## OBJECTIVE
Quote the lines from the start of the records through the line containing "noise-speckle <box>175 142 182 147</box>", both ends included.

## EXTRACTED MATERIAL

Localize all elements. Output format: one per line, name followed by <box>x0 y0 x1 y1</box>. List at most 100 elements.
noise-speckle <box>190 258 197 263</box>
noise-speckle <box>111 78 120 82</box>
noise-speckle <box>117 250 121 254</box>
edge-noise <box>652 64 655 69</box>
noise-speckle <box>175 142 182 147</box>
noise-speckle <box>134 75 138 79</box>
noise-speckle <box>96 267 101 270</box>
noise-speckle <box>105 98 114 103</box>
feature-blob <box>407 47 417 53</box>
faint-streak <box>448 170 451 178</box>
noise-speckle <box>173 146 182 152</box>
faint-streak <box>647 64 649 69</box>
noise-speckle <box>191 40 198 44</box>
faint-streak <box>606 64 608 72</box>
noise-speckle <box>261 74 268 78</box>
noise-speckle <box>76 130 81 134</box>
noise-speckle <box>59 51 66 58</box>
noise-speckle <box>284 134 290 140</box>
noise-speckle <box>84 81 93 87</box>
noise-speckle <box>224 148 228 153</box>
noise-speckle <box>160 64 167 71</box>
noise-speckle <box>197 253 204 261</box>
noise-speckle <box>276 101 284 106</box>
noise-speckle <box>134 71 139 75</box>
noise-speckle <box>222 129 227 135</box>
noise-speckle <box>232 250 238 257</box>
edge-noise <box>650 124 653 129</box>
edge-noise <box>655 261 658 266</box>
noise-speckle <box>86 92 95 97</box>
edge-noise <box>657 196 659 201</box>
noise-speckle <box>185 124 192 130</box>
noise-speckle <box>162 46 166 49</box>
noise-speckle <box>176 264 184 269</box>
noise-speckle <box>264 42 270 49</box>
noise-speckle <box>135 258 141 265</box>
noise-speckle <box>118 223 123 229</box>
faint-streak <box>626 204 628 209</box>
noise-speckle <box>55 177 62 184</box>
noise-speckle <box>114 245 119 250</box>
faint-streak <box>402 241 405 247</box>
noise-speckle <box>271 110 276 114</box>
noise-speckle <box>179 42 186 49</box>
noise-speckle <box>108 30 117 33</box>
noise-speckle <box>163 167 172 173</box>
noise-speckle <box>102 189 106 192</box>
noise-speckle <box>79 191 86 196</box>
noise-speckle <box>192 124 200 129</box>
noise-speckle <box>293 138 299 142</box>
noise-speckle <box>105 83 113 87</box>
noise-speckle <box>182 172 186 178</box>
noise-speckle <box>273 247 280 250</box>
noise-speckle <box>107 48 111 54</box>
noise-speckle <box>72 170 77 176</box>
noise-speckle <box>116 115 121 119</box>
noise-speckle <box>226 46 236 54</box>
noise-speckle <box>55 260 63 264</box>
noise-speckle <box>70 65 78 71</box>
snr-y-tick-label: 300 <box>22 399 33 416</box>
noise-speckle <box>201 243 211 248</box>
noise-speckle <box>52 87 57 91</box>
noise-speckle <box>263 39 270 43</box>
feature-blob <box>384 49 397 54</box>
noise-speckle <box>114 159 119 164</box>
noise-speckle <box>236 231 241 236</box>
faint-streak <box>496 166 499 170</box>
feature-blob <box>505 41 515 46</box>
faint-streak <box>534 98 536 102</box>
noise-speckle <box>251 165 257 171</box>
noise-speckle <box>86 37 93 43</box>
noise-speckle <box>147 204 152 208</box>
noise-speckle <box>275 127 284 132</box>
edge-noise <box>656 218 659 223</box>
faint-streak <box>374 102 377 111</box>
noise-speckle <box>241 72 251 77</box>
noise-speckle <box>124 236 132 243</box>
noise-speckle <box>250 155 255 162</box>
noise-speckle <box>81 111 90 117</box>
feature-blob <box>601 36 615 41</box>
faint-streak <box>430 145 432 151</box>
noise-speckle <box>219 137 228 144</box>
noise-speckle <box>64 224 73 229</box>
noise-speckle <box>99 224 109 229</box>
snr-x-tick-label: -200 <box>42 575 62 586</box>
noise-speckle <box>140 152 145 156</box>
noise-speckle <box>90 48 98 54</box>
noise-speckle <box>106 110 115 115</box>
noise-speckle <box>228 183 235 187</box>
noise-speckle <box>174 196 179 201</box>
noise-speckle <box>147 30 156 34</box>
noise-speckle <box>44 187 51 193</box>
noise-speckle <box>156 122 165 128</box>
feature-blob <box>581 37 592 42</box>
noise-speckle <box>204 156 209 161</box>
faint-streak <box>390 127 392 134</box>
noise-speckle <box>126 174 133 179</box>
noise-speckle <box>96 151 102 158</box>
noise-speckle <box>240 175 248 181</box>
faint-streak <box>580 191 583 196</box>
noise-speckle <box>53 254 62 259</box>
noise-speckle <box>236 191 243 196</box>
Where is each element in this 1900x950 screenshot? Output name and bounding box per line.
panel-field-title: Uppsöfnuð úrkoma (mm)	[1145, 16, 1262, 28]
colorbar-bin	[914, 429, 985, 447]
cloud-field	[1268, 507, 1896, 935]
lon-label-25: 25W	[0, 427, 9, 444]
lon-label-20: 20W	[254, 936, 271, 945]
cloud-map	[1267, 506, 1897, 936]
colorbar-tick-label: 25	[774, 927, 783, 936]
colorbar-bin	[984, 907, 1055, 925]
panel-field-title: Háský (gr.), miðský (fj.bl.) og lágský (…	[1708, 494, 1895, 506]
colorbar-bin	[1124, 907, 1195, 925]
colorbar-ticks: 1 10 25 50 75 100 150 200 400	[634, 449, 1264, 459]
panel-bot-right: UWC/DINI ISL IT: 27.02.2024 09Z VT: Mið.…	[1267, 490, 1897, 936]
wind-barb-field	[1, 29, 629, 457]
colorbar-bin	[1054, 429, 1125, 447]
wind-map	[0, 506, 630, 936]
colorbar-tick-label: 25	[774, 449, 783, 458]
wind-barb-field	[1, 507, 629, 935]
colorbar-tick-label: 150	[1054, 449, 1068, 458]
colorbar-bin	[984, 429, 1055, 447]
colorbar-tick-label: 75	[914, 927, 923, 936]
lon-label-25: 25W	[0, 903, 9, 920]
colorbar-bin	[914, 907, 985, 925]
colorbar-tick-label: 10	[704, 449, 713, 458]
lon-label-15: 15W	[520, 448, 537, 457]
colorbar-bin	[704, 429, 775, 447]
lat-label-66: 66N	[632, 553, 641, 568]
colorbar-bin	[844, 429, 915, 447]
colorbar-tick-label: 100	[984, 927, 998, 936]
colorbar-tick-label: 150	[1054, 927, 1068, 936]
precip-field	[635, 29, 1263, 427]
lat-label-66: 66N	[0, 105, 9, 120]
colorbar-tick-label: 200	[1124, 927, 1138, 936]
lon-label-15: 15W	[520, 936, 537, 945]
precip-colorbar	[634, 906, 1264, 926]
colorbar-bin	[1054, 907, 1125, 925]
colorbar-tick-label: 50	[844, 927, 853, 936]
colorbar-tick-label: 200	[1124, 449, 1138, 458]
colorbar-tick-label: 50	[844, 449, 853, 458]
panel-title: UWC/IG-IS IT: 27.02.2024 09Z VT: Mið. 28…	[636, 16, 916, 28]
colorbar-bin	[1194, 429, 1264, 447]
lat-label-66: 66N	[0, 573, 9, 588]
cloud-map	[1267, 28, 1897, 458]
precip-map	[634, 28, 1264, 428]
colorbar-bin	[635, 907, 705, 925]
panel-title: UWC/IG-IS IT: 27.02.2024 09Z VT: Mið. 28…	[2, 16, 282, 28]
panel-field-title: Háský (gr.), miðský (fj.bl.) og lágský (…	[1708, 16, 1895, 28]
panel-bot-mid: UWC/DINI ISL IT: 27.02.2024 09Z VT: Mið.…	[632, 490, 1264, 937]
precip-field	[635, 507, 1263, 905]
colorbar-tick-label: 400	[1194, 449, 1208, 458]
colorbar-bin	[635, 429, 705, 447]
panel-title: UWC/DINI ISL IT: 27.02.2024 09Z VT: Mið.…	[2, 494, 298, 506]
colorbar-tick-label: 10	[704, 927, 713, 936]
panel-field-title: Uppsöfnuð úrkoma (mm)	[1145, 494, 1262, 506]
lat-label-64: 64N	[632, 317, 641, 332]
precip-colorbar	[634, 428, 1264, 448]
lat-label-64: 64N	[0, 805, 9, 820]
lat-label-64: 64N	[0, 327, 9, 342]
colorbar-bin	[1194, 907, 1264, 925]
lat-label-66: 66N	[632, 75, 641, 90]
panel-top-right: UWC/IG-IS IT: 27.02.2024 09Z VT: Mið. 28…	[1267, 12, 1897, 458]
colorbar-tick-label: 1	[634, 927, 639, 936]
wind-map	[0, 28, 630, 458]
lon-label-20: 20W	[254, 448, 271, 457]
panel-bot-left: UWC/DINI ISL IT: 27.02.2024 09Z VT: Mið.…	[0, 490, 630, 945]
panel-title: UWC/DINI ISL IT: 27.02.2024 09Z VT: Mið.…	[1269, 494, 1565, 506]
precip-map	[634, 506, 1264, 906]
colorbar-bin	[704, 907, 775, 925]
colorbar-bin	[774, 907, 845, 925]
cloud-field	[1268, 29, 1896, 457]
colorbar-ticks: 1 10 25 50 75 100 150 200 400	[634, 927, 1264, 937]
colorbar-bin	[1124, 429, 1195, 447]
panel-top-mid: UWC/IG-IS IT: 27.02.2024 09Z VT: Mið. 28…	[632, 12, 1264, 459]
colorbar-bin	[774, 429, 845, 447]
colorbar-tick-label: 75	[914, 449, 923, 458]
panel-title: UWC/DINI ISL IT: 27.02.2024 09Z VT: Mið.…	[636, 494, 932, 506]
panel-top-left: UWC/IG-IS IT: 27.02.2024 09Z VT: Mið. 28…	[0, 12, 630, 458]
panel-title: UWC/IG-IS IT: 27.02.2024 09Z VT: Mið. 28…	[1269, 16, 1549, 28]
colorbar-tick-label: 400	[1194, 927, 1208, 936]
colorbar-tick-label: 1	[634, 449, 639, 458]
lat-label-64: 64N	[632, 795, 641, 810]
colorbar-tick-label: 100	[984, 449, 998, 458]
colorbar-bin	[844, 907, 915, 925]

## TASK RESULT
Localize all elements. Output format: one per line, name followed by <box>x0 y0 x1 y1</box>. List at most 100 elements.
noise-speckle <box>190 258 197 263</box>
noise-speckle <box>111 78 120 82</box>
noise-speckle <box>117 250 121 254</box>
edge-noise <box>652 64 655 69</box>
noise-speckle <box>175 142 182 147</box>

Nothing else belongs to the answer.